(Figure record listings)
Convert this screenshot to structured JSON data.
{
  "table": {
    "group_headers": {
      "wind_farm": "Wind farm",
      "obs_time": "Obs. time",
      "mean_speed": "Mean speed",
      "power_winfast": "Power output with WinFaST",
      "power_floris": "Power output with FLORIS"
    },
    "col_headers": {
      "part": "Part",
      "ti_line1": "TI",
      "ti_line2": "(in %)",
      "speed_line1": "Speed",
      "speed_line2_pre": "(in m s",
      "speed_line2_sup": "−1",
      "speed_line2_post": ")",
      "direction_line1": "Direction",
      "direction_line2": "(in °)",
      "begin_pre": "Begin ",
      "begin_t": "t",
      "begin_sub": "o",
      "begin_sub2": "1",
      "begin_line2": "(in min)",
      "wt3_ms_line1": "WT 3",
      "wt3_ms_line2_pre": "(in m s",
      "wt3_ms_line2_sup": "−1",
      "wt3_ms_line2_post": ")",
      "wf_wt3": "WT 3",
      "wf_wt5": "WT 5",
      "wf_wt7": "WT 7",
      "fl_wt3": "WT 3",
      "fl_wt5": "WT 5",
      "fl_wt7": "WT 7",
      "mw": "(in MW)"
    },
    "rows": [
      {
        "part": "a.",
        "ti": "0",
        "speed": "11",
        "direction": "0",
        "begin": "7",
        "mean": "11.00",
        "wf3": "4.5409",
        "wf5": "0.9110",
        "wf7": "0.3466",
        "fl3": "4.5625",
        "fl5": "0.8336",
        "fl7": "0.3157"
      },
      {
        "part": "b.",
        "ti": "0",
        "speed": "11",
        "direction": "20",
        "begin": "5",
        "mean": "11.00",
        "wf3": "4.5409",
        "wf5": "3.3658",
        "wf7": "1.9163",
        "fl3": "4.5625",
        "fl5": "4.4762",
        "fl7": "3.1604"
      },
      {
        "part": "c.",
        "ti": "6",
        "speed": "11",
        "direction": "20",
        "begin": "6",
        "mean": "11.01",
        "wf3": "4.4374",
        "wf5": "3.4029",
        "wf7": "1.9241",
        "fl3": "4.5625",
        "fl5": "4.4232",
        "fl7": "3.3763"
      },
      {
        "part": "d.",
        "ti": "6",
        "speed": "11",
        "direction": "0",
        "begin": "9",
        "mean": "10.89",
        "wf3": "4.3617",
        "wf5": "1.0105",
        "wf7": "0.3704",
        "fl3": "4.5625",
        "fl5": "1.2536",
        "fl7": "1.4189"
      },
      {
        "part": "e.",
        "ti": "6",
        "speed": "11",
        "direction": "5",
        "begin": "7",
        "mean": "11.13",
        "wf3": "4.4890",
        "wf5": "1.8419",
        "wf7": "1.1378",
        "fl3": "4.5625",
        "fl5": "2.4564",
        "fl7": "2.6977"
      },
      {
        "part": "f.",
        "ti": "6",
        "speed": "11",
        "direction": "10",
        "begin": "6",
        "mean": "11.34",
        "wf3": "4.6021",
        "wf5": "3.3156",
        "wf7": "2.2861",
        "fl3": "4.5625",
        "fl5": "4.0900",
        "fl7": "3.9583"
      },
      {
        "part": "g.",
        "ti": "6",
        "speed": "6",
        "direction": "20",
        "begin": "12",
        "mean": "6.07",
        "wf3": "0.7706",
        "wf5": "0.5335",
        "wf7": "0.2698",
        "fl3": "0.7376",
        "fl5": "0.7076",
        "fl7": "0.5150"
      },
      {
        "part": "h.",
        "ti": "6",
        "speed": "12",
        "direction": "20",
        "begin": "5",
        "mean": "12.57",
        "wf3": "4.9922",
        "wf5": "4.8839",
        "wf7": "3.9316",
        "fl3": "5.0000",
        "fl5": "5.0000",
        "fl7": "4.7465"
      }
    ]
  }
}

**What you have to do**.
Write the data from above out again, exactly.

**Written solution**.
Convert this screenshot to structured JSON data.
{
  "table": {
    "group_headers": {
      "wind_farm": "Wind farm",
      "obs_time": "Obs. time",
      "mean_speed": "Mean speed",
      "power_winfast": "Power output with WinFaST",
      "power_floris": "Power output with FLORIS"
    },
    "col_headers": {
      "part": "Part",
      "ti_line1": "TI",
      "ti_line2": "(in %)",
      "speed_line1": "Speed",
      "speed_line2_pre": "(in m s",
      "speed_line2_sup": "−1",
      "speed_line2_post": ")",
      "direction_line1": "Direction",
      "direction_line2": "(in °)",
      "begin_pre": "Begin ",
      "begin_t": "t",
      "begin_sub": "o",
      "begin_sub2": "1",
      "begin_line2": "(in min)",
      "wt3_ms_line1": "WT 3",
      "wt3_ms_line2_pre": "(in m s",
      "wt3_ms_line2_sup": "−1",
      "wt3_ms_line2_post": ")",
      "wf_wt3": "WT 3",
      "wf_wt5": "WT 5",
      "wf_wt7": "WT 7",
      "fl_wt3": "WT 3",
      "fl_wt5": "WT 5",
      "fl_wt7": "WT 7",
      "mw": "(in MW)"
    },
    "rows": [
      {
        "part": "a.",
        "ti": "0",
        "speed": "11",
        "direction": "0",
        "begin": "7",
        "mean": "11.00",
        "wf3": "4.5409",
        "wf5": "0.9110",
        "wf7": "0.3466",
        "fl3": "4.5625",
        "fl5": "0.8336",
        "fl7": "0.3157"
      },
      {
        "part": "b.",
        "ti": "0",
        "speed": "11",
        "direction": "20",
        "begin": "5",
        "mean": "11.00",
        "wf3": "4.5409",
        "wf5": "3.3658",
        "wf7": "1.9163",
        "fl3": "4.5625",
        "fl5": "4.4762",
        "fl7": "3.1604"
      },
      {
        "part": "c.",
        "ti": "6",
        "speed": "11",
        "direction": "20",
        "begin": "6",
        "mean": "11.01",
        "wf3": "4.4374",
        "wf5": "3.4029",
        "wf7": "1.9241",
        "fl3": "4.5625",
        "fl5": "4.4232",
        "fl7": "3.3763"
      },
      {
        "part": "d.",
        "ti": "6",
        "speed": "11",
        "direction": "0",
        "begin": "9",
        "mean": "10.89",
        "wf3": "4.3617",
        "wf5": "1.0105",
        "wf7": "0.3704",
        "fl3": "4.5625",
        "fl5": "1.2536",
        "fl7": "1.4189"
      },
      {
        "part": "e.",
        "ti": "6",
        "speed": "11",
        "direction": "5",
        "begin": "7",
        "mean": "11.13",
        "wf3": "4.4890",
        "wf5": "1.8419",
        "wf7": "1.1378",
        "fl3": "4.5625",
        "fl5": "2.4564",
        "fl7": "2.6977"
      },
      {
        "part": "f.",
        "ti": "6",
        "speed": "11",
        "direction": "10",
        "begin": "6",
        "mean": "11.34",
        "wf3": "4.6021",
        "wf5": "3.3156",
        "wf7": "2.2861",
        "fl3": "4.5625",
        "fl5": "4.0900",
        "fl7": "3.9583"
      },
      {
        "part": "g.",
        "ti": "6",
        "speed": "6",
        "direction": "20",
        "begin": "12",
        "mean": "6.07",
        "wf3": "0.7706",
        "wf5": "0.5335",
        "wf7": "0.2698",
        "fl3": "0.7376",
        "fl5": "0.7076",
        "fl7": "0.5150"
      },
      {
        "part": "h.",
        "ti": "6",
        "speed": "12",
        "direction": "20",
        "begin": "5",
        "mean": "12.57",
        "wf3": "4.9922",
        "wf5": "4.8839",
        "wf7": "3.9316",
        "fl3": "5.0000",
        "fl5": "5.0000",
        "fl7": "4.7465"
      }
    ]
  }
}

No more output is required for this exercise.